• [Problem requirements] Give every line from the entries that contains "توصيل".
┌─ Data to process
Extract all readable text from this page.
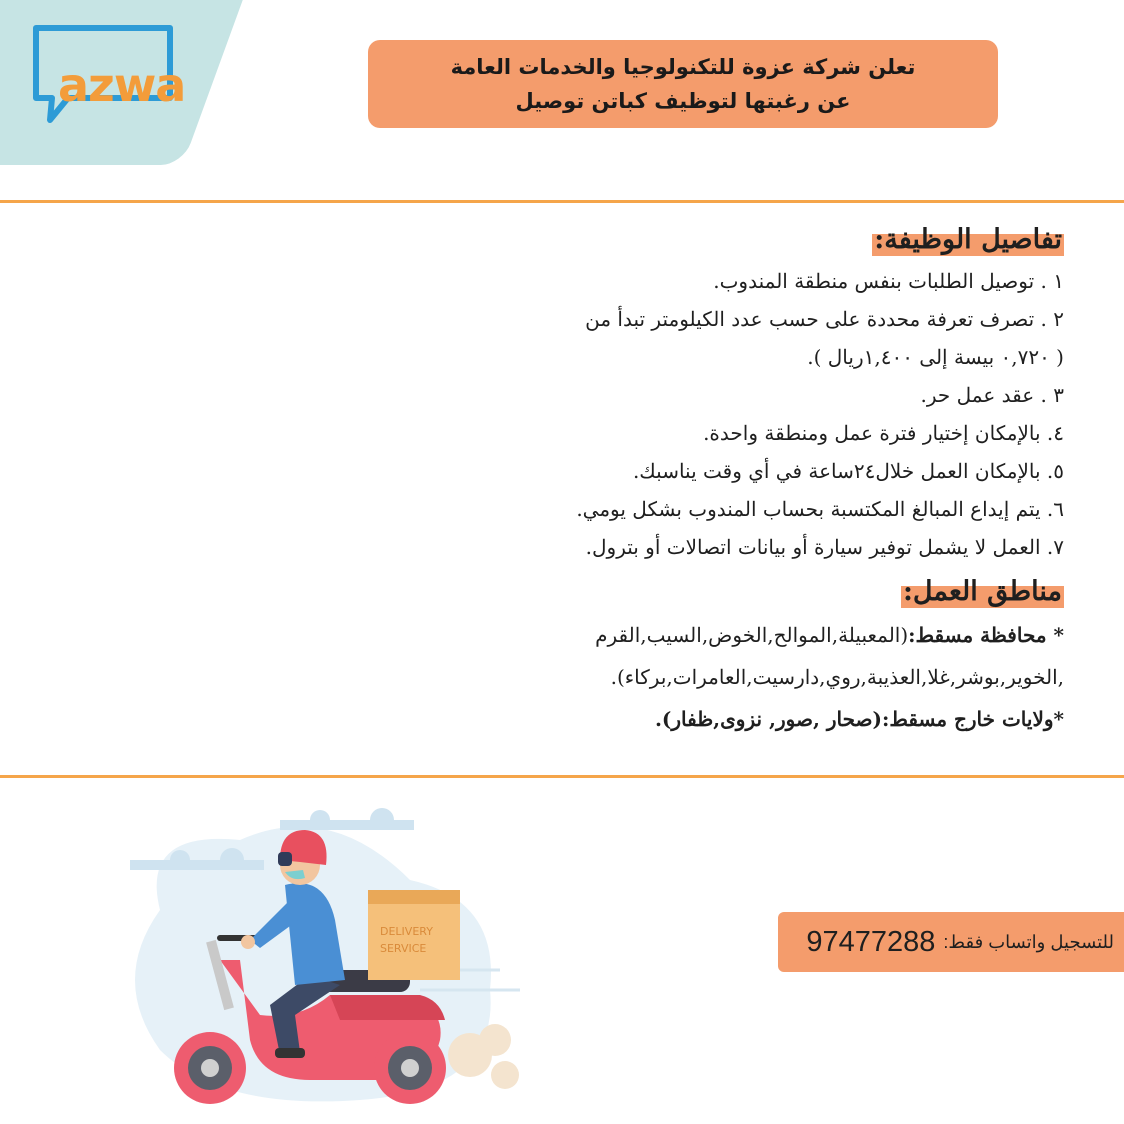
azwa	تعلن شركة عزوة للتكنولوجيا والخدمات العامة
عن رغبتها لتوظيف كباتن توصيل
تفاصيل الوظيفة:
١ . توصيل الطلبات بنفس منطقة المندوب.
٢ . تصرف تعرفة محددة على حسب عدد الكيلومتر تبدأ من
( ٠,٧٢٠ بيسة إلى ١,٤٠٠ريال ).
٣ . عقد عمل حر.
٤. بالإمكان إختيار فترة عمل ومنطقة واحدة.
٥. بالإمكان العمل خلال٢٤ساعة في أي وقت يناسبك.
٦. يتم إيداع المبالغ المكتسبة بحساب المندوب بشكل يومي.
٧. العمل لا يشمل توفير سيارة أو بيانات اتصالات أو بترول.
مناطق العمل:
* محافظة مسقط:(المعبيلة,الموالح,الخوض,السيب,القرم
,الخوير,بوشر,غلا,العذيبة,روي,دارسيت,العامرات,بركاء).
*ولايات خارج مسقط:(صحار ,صور, نزوى,ظفار).
DELIVERY
SERVICE	للتسجيل واتساب فقط:
97477288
└─
• [Problem solution]
عن رغبتها لتوظيف كباتن توصيل
١ . توصيل الطلبات بنفس منطقة المندوب.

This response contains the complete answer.